**** Selected excerpt

The Times obtained a copy of one withdrawn COVID study manuscript, which concluded: “Given the available evidence, FDA continues to conclude the benefits of vaccination outweigh the risks.” Unnamed FDA officials directed agency scientists to pull the studies after they had been accepted by medical journals. One preliminary abstract presented at a conference last fall remains online. HHS spokesperson Andrew Nixon said the COVID studies “drew broad conclusions that were not supported by the underlying data,” and that the agency acted to “protect the integrity of its scientific process.” He did not address why the Shingrix safety study was withheld, and said the efficacy study “fell outside the agency’s purview.” The pattern suggests that conclusions favorable to vaccines are now subject to unpublished internal review regardless of external peer acceptance.
Corgi Hits $1.3 Billion — Four Months After Series A
On May 6, 2026, business insurance startup Corgi (a Y Combinator Spring 2024 graduate founded by Nico Laqua and Emily Yuan) announced a $160 million Series B led by TCV at a $1.3 billion valuation, just four months after closing a $108 million Series A. The company has raised $268 million to date and is now Y Combinator’s latest unicorn. Corgi offers general liability, cyber liability, and tech and AI liability coverage to customers including Deel (a global payroll platform) and Artisan (a sales automation firm). Other investors in the round include Kindred Ventures, Lebron Capital, and First Order Fund.

********

→ Activities
A - Print the passage of the news excerpt from "Corgi Hits $1.3" down to "First Order Fund.".
B - List every person named by full name in the news excerpt.
C - Write the next part of the news excerpt, picking up after its final sentence.

**** Data records

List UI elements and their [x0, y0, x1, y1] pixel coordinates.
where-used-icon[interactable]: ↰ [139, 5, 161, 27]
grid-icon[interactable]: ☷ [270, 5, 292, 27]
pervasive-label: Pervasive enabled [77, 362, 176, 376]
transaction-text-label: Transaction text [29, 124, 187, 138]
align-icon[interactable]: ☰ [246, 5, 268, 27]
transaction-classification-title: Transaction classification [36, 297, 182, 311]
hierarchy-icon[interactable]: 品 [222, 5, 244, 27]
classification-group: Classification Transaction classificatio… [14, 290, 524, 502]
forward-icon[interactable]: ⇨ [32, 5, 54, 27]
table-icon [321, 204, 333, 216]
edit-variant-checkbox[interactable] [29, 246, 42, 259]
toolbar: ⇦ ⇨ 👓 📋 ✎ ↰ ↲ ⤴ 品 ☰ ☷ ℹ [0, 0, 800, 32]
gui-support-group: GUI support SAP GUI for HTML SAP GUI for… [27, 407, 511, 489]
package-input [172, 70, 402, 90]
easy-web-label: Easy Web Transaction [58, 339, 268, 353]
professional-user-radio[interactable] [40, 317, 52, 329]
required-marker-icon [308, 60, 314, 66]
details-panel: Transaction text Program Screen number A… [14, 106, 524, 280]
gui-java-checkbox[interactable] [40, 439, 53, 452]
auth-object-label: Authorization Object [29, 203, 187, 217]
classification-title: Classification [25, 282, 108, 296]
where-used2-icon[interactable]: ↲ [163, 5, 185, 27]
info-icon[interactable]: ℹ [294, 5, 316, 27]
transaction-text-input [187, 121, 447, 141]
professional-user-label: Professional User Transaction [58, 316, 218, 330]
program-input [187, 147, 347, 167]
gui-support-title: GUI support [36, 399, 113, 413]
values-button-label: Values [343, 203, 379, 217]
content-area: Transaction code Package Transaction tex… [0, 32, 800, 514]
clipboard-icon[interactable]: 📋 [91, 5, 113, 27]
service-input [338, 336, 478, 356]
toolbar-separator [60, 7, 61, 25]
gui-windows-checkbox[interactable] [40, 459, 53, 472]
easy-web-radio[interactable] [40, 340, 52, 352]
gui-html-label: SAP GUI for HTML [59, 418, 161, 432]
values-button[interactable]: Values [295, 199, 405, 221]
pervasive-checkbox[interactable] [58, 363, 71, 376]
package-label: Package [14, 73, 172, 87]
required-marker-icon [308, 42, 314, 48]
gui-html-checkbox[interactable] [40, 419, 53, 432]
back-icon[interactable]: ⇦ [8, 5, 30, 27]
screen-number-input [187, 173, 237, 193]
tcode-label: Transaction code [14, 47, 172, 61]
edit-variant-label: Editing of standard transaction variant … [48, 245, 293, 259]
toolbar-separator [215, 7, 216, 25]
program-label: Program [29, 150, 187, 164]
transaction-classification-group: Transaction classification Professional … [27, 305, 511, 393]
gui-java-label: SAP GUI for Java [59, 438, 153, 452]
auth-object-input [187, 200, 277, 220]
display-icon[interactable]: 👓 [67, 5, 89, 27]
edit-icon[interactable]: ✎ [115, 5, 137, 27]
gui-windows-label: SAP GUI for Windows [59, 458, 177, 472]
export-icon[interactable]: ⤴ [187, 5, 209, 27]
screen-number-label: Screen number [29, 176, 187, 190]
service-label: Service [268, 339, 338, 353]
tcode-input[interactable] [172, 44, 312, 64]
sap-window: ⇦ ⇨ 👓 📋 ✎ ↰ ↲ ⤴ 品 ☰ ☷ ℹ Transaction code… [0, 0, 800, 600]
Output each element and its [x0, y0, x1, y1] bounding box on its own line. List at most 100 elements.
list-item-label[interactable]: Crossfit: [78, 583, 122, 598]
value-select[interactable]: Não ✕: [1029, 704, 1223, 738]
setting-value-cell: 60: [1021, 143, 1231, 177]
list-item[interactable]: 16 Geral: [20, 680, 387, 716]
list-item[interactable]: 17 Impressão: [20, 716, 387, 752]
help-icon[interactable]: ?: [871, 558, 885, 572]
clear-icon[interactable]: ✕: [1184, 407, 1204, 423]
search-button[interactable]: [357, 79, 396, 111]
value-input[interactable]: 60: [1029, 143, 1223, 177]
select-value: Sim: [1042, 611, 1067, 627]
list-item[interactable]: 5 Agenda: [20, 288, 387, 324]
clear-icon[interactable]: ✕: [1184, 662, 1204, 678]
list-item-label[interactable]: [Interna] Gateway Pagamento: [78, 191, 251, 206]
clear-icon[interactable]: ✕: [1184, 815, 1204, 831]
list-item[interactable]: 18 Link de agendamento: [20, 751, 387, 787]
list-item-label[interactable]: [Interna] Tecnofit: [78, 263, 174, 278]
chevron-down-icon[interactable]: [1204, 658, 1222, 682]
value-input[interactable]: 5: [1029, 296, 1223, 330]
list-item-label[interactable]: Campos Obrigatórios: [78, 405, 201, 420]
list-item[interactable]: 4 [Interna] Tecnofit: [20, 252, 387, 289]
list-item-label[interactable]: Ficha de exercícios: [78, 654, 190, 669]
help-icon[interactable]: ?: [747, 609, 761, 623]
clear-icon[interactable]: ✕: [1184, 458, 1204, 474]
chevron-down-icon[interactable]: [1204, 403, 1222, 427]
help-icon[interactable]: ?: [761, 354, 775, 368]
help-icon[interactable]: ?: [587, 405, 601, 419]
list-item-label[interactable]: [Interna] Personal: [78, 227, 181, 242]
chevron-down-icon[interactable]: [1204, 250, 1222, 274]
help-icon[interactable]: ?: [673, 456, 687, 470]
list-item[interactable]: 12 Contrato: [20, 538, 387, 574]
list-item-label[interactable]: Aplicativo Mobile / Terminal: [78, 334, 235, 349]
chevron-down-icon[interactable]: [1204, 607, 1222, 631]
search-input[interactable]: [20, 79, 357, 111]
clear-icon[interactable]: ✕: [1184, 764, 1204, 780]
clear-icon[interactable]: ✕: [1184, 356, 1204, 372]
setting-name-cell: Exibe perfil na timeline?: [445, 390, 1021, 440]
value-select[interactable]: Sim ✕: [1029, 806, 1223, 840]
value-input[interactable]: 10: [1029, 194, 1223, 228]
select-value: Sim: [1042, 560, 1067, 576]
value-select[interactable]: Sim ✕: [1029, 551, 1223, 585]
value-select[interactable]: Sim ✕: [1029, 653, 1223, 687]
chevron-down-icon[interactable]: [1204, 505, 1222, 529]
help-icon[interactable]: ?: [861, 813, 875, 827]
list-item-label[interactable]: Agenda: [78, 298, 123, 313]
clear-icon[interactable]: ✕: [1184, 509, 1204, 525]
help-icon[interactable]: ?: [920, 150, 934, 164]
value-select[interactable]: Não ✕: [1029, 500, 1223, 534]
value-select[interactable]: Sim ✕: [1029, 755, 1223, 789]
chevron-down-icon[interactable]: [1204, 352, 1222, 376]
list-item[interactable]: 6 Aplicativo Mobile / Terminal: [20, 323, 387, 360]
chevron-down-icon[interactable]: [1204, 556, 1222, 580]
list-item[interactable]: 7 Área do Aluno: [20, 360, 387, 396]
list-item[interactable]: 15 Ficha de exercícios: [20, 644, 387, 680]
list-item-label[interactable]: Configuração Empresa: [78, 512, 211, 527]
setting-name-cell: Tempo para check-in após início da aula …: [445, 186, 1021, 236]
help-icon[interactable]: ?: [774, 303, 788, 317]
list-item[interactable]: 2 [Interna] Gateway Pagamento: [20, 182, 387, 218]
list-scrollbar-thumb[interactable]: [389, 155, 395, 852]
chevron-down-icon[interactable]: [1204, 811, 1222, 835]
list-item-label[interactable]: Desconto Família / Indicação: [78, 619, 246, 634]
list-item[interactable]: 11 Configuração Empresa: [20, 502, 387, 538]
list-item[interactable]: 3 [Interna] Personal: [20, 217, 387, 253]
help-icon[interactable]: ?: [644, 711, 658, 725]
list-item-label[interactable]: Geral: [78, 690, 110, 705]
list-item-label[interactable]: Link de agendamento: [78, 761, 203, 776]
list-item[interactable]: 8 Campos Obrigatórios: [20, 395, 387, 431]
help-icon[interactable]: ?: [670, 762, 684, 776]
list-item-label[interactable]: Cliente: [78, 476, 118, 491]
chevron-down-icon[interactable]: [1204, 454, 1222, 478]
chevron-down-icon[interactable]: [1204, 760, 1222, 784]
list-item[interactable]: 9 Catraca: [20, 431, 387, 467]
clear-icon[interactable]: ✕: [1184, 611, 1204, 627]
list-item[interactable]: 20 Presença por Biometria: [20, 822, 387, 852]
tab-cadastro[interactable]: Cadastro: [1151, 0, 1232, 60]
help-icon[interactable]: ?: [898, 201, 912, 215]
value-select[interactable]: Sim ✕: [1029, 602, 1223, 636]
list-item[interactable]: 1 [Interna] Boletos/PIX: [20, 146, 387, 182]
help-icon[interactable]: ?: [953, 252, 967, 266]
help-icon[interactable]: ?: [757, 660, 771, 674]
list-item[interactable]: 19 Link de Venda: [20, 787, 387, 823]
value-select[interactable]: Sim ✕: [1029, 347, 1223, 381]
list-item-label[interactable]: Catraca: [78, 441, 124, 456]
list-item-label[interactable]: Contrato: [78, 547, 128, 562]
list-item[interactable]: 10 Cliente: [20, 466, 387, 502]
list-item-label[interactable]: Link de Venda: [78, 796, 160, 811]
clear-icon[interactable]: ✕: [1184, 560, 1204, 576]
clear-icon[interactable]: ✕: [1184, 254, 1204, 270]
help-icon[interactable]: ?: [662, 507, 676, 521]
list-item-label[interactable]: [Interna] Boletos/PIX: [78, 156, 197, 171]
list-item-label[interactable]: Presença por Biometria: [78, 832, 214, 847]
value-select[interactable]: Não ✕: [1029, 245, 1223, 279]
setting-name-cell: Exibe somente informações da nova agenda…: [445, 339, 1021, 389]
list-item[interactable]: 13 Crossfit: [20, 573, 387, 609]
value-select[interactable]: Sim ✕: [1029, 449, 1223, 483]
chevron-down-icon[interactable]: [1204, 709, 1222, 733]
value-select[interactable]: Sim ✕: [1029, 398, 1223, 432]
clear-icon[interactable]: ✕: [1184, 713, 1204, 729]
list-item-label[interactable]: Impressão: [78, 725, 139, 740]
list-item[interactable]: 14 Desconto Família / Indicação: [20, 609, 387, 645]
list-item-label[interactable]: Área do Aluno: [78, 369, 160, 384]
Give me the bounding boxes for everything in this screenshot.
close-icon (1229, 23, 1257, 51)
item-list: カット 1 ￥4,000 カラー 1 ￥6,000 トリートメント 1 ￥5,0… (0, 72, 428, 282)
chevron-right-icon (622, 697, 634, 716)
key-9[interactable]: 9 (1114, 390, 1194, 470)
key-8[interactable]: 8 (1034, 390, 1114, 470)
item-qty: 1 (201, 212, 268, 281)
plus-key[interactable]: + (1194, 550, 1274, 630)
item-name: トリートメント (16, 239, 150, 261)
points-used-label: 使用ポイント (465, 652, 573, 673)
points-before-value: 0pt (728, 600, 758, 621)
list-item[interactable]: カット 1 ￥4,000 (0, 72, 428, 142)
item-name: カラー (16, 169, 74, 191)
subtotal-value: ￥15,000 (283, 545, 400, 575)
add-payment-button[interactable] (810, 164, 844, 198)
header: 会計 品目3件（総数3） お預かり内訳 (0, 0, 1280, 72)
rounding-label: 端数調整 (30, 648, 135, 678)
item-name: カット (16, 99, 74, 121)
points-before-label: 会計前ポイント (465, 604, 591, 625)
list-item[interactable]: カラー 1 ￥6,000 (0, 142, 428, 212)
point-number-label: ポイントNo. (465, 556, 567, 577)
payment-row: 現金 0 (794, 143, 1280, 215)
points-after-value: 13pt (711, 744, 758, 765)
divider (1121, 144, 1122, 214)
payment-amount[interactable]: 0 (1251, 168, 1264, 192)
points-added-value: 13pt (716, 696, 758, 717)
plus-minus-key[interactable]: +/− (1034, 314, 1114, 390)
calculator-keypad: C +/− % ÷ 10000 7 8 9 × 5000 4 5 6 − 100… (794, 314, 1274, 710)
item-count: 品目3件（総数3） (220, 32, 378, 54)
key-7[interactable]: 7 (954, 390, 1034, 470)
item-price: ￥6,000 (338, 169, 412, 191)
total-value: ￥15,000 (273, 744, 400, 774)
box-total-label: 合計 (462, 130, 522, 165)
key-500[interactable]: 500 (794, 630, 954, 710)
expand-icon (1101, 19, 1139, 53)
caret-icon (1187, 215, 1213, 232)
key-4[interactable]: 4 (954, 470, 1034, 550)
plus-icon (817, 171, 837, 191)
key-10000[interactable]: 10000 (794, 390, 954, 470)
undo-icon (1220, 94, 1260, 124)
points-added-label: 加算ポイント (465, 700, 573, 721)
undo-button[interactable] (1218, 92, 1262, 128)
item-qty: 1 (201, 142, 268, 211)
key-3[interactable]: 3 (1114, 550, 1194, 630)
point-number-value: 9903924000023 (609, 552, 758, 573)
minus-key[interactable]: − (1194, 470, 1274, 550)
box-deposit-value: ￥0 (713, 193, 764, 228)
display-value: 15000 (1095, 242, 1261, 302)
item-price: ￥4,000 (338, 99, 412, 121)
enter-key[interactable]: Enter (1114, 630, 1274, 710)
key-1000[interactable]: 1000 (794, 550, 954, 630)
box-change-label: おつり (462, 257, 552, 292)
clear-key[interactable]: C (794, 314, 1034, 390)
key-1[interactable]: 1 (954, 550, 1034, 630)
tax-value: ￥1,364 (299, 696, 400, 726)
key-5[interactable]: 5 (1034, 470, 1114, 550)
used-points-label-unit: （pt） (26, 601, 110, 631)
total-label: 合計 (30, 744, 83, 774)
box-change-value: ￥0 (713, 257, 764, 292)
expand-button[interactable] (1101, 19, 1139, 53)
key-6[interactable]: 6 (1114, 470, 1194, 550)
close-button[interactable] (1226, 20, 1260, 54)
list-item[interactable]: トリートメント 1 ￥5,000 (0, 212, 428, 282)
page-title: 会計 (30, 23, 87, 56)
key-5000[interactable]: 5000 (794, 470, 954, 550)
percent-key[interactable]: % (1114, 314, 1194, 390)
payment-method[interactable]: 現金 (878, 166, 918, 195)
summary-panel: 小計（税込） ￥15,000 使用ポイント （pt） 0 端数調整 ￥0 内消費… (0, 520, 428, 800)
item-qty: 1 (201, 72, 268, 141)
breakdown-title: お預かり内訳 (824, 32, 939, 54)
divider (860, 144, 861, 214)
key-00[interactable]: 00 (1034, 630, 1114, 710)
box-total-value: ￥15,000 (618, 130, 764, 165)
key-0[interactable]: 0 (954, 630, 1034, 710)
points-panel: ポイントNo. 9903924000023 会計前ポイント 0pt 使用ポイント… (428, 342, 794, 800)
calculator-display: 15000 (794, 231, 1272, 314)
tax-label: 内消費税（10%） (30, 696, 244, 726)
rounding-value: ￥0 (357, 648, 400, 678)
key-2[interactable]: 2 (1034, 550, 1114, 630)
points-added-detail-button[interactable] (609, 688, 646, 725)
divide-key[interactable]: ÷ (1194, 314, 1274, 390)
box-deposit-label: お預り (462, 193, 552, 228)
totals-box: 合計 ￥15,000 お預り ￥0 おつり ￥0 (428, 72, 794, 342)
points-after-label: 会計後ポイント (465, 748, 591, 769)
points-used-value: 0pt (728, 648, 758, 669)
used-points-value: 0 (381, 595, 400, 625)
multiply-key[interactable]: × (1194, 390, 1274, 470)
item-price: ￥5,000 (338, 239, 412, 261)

********

→ Responses by item number
A -
Corgi Hits $1.3 Billion — Four Months After Series A
On May 6, 2026, business insurance startup Corgi (a Y Combinator Spring 2024 graduate founded by Nico Laqua and Emily Yuan) announced a $160 million Series B led by TCV at a $1.3 billion valuation, just four months after closing a $108 million Series A. The company has raised $268 million to date and is now Y Combinator’s latest unicorn. Corgi offers general liability, cyber liability, and tech and AI liability coverage to customers including Deel (a global payroll platform) and Artisan (a sales automation firm). Other investors in the round include Kindred Ventures, Lebron Capital, and First Order Fund.

B -
Andrew Nixon
Nico Laqua
Emily Yuan

C -
The company did not disclose revenue, policy count, or customer growth metrics. The rapid valuation increase — from Series A to unicorn in 16 weeks — reflects investor appetite for vertical SaaS plays in regulated markets, particularly insurance. Laqua confirmed the valuation and round size on X (formerly Twitter) but did not respond to requests for additional detail. The speed of the raise suggests Corgi either demonstrated exceptional unit economics or secured a major distribution partnership not yet announced. InsuranceTech startups have historically faced long sales cycles and regulatory friction, making Corgi’s trajectory an outlier. The round positions the company to expand beyond its initial tech and AI liability focus into adjacent commercial lines.
Governance is becoming the silent battleground in every late-stage round. SpaceX’s IPO filing, Robinhood’s frontier fund, Kennedy’s suppression of agency research, and Corgi’s breakneck fundraising all point to the same shift: control — over capital, over narrative, over access — is being redefined faster than regulation can follow. Musk is locking in unchecked power while raising the largest IPO in history. Robinhood is opening private markets to retail capital, but only through a structure it controls. Kennedy is blocking government scientists from publishing peer-reviewed conclusions that contradict his political stance. Corgi raised $268 million in less than two years without disclosing a single operating metric. In each case, transparency is optional and accountability is being engineered out of the system. The question is no longer whether you can participate — it’s on whose terms.